Find each line with the word "октября" and copy it.
>> START Dataset records
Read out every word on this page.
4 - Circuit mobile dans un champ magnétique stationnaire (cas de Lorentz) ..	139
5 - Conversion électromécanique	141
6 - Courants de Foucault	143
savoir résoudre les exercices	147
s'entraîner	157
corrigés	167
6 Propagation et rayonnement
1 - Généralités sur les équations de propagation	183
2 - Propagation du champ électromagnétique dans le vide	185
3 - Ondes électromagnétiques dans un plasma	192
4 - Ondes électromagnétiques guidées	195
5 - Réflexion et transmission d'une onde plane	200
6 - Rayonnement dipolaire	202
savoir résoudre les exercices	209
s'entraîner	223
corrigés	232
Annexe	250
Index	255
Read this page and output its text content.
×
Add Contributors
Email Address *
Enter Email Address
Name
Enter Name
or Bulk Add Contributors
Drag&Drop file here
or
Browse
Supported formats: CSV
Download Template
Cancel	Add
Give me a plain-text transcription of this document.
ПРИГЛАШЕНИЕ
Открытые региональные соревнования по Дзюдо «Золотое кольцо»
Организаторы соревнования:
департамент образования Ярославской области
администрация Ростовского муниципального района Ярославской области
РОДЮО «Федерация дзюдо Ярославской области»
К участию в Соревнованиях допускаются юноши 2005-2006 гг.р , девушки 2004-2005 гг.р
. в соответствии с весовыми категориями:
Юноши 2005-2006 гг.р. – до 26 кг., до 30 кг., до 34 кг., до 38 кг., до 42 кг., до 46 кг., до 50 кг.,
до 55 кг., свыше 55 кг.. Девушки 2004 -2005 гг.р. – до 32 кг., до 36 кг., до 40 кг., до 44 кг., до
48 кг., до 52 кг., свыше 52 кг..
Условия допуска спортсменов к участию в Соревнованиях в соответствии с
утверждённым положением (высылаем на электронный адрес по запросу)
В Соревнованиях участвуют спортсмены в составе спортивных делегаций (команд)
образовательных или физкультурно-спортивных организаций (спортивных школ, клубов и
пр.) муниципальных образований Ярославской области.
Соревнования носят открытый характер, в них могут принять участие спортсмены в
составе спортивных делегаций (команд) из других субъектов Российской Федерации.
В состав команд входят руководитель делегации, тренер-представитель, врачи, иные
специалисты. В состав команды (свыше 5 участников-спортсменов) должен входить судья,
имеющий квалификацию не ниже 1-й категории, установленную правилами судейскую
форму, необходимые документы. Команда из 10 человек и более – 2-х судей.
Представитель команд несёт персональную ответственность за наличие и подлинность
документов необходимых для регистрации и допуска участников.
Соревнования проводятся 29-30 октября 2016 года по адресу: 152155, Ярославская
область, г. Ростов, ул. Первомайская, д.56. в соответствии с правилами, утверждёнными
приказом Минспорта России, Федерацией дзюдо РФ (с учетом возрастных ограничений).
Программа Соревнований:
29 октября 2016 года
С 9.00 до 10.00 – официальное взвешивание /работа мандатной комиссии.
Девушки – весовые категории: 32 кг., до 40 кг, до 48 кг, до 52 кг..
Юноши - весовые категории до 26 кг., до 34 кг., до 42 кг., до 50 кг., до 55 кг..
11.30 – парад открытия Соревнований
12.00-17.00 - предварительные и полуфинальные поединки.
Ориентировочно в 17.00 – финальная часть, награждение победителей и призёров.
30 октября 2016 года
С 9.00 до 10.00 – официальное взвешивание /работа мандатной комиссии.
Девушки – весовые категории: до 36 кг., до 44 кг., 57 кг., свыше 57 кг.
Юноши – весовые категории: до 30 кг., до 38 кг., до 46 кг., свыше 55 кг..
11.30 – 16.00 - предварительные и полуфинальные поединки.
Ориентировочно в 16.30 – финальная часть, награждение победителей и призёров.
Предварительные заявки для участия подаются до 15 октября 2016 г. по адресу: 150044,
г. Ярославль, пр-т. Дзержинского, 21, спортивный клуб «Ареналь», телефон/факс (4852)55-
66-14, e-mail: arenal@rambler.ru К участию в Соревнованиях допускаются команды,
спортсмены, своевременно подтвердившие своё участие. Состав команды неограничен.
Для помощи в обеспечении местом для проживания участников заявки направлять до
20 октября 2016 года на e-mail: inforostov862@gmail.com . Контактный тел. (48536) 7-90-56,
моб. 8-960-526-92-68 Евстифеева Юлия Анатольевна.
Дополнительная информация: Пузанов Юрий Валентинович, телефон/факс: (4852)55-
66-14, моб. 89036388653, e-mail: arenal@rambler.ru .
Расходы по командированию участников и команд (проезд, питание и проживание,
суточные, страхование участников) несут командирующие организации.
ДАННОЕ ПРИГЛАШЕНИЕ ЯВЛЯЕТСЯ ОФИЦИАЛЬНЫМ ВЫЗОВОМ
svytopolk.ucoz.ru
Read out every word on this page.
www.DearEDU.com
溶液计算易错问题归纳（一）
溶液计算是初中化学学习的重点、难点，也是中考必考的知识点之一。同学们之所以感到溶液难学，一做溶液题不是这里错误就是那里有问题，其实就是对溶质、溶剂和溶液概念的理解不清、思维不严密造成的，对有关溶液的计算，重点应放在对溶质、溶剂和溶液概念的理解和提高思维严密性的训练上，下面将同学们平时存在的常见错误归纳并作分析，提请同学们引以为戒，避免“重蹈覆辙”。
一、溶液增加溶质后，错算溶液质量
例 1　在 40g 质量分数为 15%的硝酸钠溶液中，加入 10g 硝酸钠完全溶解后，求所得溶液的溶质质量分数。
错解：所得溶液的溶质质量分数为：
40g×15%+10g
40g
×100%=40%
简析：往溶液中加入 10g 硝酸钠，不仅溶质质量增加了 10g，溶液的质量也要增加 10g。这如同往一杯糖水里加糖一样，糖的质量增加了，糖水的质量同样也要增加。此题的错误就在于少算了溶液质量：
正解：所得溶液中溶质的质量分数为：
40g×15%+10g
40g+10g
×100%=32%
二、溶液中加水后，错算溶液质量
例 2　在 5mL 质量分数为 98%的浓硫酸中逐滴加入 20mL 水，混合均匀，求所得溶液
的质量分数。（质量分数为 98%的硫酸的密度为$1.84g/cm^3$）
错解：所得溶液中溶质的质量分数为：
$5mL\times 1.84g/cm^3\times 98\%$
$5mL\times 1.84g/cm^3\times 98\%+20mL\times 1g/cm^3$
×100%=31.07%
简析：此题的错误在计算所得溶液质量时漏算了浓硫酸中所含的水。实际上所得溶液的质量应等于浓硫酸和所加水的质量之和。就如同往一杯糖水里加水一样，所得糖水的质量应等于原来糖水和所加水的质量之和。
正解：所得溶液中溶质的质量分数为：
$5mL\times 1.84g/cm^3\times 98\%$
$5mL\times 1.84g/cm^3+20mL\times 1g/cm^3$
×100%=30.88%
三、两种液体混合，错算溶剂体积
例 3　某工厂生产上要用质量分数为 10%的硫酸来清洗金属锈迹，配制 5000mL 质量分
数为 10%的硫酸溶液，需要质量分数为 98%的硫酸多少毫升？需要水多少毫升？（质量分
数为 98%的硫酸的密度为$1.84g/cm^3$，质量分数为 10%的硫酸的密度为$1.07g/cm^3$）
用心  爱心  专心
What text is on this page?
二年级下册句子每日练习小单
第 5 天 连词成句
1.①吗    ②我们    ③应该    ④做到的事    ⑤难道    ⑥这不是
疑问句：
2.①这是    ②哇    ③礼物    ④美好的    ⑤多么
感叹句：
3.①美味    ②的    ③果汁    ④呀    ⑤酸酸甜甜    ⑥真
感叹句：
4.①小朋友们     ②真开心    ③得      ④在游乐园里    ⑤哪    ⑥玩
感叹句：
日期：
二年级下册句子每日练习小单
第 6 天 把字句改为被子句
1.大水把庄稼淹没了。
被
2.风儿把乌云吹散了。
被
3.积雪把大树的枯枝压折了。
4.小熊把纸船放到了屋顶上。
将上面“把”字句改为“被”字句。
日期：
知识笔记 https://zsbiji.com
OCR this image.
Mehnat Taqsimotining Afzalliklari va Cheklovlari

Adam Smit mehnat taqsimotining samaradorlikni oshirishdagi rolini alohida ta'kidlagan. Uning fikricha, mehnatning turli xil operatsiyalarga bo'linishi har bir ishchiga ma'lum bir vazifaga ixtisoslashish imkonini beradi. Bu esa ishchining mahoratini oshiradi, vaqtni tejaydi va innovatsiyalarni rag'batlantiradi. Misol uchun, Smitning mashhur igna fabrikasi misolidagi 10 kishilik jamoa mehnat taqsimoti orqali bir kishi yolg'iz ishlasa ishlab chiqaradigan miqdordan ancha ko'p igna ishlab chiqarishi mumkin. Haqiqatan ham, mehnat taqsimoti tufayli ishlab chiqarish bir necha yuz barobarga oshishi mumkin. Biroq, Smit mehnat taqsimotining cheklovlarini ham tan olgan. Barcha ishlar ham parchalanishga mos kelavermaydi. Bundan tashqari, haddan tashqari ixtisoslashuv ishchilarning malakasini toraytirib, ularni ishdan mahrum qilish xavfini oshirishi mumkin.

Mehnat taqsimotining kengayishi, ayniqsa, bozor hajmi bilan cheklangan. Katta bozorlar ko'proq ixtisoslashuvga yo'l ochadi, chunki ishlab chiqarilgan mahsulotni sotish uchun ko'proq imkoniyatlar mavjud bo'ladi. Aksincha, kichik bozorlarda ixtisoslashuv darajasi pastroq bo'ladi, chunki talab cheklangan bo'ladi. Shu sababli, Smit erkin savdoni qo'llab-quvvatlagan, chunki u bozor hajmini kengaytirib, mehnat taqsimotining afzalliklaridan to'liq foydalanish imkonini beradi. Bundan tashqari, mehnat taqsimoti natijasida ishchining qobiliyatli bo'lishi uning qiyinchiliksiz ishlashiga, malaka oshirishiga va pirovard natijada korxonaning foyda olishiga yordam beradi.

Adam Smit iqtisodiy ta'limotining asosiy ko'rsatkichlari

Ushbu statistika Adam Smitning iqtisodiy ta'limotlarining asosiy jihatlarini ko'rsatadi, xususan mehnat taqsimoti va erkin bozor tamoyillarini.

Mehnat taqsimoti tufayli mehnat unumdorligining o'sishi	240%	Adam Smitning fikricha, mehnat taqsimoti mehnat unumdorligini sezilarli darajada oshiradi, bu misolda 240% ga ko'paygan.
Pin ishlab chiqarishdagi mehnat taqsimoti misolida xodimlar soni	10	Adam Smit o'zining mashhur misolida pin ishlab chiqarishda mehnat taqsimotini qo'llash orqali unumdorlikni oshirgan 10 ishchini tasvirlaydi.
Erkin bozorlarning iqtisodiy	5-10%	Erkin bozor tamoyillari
>> END Dataset records
Finished answer
Соревнования проводятся 29-30 октября 2016 года по адресу: 152155, Ярославская
29 октября 2016 года
30 октября 2016 года
Предварительные заявки для участия подаются до 15 октября 2016 г. по адресу: 150044,
20 октября 2016 года на e-mail: inforostov862@gmail.com . Контактный тел. (48536) 7-90-56,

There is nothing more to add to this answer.